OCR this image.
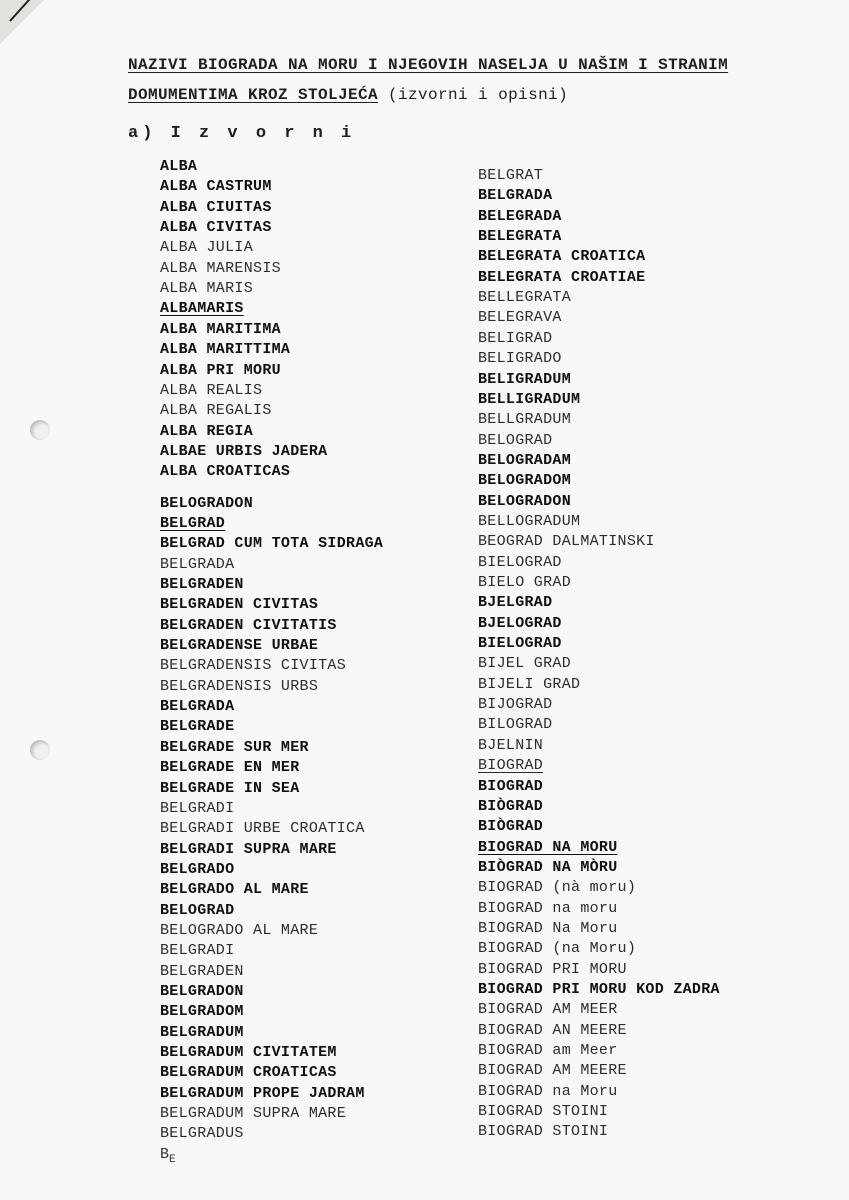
NAZIVI BIOGRADA NA MORU I NJEGOVIH NASELJA U NAŠIM I STRANIM
DOMUMENTIMA KROZ STOLJEĆA (izvorni i opisni)
a) I z v o r n i
ALBA
ALBA CASTRUM
ALBA CIUITAS
ALBA CIVITAS
ALBA JULIA
ALBA MARENSIS
ALBA MARIS
ALBAMARIS
ALBA MARITIMA
ALBA MARITTIMA
ALBA PRI MORU
ALBA REALIS
ALBA REGALIS
ALBA REGIA
ALBAE URBIS JADERA
ALBA CROATICAS
BELOGRADON
BELGRAD
BELGRAD CUM TOTA SIDRAGA
BELGRADA
BELGRADEN
BELGRADEN CIVITAS
BELGRADEN CIVITATIS
BELGRADENSE URBAE
BELGRADENSIS CIVITAS
BELGRADENSIS URBS
BELGRADA
BELGRADE
BELGRADE SUR MER
BELGRADE EN MER
BELGRADE IN SEA
BELGRADI
BELGRADI URBE CROATICA
BELGRADI SUPRA MARE
BELGRADO
BELGRADO AL MARE
BELOGRAD
BELOGRADO AL MARE
BELGRADI
BELGRADEN
BELGRADON
BELGRADOM
BELGRADUM
BELGRADUM CIVITATEM
BELGRADUM CROATICAS
BELGRADUM PROPE JADRAM
BELGRADUM SUPRA MARE
BELGRADUS
BELGRAT
BELGRADA
BELEGRADA
BELEGRATA
BELEGRATA CROATICA
BELEGRATA CROATIAE
BELLEGRATA
BELEGRAVA
BELIGRAD
BELIGRADO
BELIGRADUM
BELLIGRADUM
BELLGRADUM
BELOGRAD
BELOGRADAM
BELOGRADOM
BELOGRADON
BELLOGRADUM
BEOGRAD DALMATINSKI
BIELOGRAD
BIELO GRAD
BJELGRAD
BJELOGRAD
BIELOGRAD
BIJEL GRAD
BIJELI GRAD
BIJOGRAD
BILOGRAD
BJELNIN
BIOGRAD
BIOGRAD
BIÒGRAD
BIÒGRAD
BIOGRAD NA MORU
BIÒGRAD NA MÒRU
BIOGRAD (nà moru)
BIOGRAD na moru
BIOGRAD Na Moru
BIOGRAD (na Moru)
BIOGRAD PRI MORU
BIOGRAD PRI MORU KOD ZADRA
BIOGRAD AM MEER
BIOGRAD AN MEERE
BIOGRAD am Meer
BIOGRAD AM MEERE
BIOGRAD na Moru
BIOGRAD STOINI
BIOGRAD STOINI
$B_E$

**Task details**
Where a line above holds the string "CIVITAS", show that line.

**Result of the task**
ALBA CIVITAS
BELGRADEN CIVITAS
BELGRADENSIS CIVITAS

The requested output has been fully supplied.